Goal of the exercise: Here are some entries; quote each one exactly.

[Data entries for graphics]
* begin *
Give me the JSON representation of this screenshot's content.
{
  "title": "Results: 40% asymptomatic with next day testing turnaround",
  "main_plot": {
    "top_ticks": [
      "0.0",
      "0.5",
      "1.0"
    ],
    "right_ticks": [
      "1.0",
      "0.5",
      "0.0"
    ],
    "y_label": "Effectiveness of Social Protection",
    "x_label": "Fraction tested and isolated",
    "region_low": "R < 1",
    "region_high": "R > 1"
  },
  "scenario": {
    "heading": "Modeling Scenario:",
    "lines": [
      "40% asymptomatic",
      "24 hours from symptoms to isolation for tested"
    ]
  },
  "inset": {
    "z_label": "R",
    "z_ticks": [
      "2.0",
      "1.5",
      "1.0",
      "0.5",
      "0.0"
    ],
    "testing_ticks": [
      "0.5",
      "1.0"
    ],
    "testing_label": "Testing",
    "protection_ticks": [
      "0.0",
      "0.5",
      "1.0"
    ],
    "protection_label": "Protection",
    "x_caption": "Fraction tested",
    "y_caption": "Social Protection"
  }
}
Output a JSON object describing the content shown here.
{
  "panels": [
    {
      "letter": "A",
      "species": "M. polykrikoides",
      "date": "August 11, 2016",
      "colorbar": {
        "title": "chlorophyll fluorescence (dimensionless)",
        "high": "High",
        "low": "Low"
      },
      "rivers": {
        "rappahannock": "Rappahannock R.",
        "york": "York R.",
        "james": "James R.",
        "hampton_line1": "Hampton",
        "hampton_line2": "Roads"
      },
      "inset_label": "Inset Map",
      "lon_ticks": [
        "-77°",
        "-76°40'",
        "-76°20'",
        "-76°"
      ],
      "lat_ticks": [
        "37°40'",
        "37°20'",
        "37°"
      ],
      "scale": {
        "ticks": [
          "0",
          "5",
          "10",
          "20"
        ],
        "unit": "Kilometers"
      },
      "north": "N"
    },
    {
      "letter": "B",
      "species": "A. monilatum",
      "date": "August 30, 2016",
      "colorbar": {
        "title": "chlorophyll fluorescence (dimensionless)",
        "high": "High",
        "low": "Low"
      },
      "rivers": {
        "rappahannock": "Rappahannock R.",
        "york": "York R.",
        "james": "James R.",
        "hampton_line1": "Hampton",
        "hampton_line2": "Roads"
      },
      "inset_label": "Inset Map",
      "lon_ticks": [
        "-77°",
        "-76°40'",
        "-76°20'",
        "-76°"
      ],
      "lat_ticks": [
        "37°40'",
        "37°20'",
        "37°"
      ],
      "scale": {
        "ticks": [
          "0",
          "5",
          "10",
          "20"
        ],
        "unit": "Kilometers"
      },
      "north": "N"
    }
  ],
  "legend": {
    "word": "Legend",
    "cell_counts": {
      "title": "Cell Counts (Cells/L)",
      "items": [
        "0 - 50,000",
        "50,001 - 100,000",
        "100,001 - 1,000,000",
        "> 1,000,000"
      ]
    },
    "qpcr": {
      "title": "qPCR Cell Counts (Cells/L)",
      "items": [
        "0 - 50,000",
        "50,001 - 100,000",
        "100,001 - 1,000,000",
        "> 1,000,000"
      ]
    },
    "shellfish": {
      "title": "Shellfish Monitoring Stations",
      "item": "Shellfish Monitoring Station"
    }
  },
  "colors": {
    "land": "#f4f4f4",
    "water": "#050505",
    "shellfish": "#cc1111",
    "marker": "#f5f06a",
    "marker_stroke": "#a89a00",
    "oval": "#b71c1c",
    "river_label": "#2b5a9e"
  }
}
* end *
Result of this task:
Give me the JSON representation of this screenshot's content.
{
  "title": "Results: 40% asymptomatic with next day testing turnaround",
  "main_plot": {
    "top_ticks": [
      "0.0",
      "0.5",
      "1.0"
    ],
    "right_ticks": [
      "1.0",
      "0.5",
      "0.0"
    ],
    "y_label": "Effectiveness of Social Protection",
    "x_label": "Fraction tested and isolated",
    "region_low": "R < 1",
    "region_high": "R > 1"
  },
  "scenario": {
    "heading": "Modeling Scenario:",
    "lines": [
      "40% asymptomatic",
      "24 hours from symptoms to isolation for tested"
    ]
  },
  "inset": {
    "z_label": "R",
    "z_ticks": [
      "2.0",
      "1.5",
      "1.0",
      "0.5",
      "0.0"
    ],
    "testing_ticks": [
      "0.5",
      "1.0"
    ],
    "testing_label": "Testing",
    "protection_ticks": [
      "0.0",
      "0.5",
      "1.0"
    ],
    "protection_label": "Protection",
    "x_caption": "Fraction tested",
    "y_caption": "Social Protection"
  }
}
Output a JSON object describing the content shown here.
{
  "panels": [
    {
      "letter": "A",
      "species": "M. polykrikoides",
      "date": "August 11, 2016",
      "colorbar": {
        "title": "chlorophyll fluorescence (dimensionless)",
        "high": "High",
        "low": "Low"
      },
      "rivers": {
        "rappahannock": "Rappahannock R.",
        "york": "York R.",
        "james": "James R.",
        "hampton_line1": "Hampton",
        "hampton_line2": "Roads"
      },
      "inset_label": "Inset Map",
      "lon_ticks": [
        "-77°",
        "-76°40'",
        "-76°20'",
        "-76°"
      ],
      "lat_ticks": [
        "37°40'",
        "37°20'",
        "37°"
      ],
      "scale": {
        "ticks": [
          "0",
          "5",
          "10",
          "20"
        ],
        "unit": "Kilometers"
      },
      "north": "N"
    },
    {
      "letter": "B",
      "species": "A. monilatum",
      "date": "August 30, 2016",
      "colorbar": {
        "title": "chlorophyll fluorescence (dimensionless)",
        "high": "High",
        "low": "Low"
      },
      "rivers": {
        "rappahannock": "Rappahannock R.",
        "york": "York R.",
        "james": "James R.",
        "hampton_line1": "Hampton",
        "hampton_line2": "Roads"
      },
      "inset_label": "Inset Map",
      "lon_ticks": [
        "-77°",
        "-76°40'",
        "-76°20'",
        "-76°"
      ],
      "lat_ticks": [
        "37°40'",
        "37°20'",
        "37°"
      ],
      "scale": {
        "ticks": [
          "0",
          "5",
          "10",
          "20"
        ],
        "unit": "Kilometers"
      },
      "north": "N"
    }
  ],
  "legend": {
    "word": "Legend",
    "cell_counts": {
      "title": "Cell Counts (Cells/L)",
      "items": [
        "0 - 50,000",
        "50,001 - 100,000",
        "100,001 - 1,000,000",
        "> 1,000,000"
      ]
    },
    "qpcr": {
      "title": "qPCR Cell Counts (Cells/L)",
      "items": [
        "0 - 50,000",
        "50,001 - 100,000",
        "100,001 - 1,000,000",
        "> 1,000,000"
      ]
    },
    "shellfish": {
      "title": "Shellfish Monitoring Stations",
      "item": "Shellfish Monitoring Station"
    }
  },
  "colors": {
    "land": "#f4f4f4",
    "water": "#050505",
    "shellfish": "#cc1111",
    "marker": "#f5f06a",
    "marker_stroke": "#a89a00",
    "oval": "#b71c1c",
    "river_label": "#2b5a9e"
  }
}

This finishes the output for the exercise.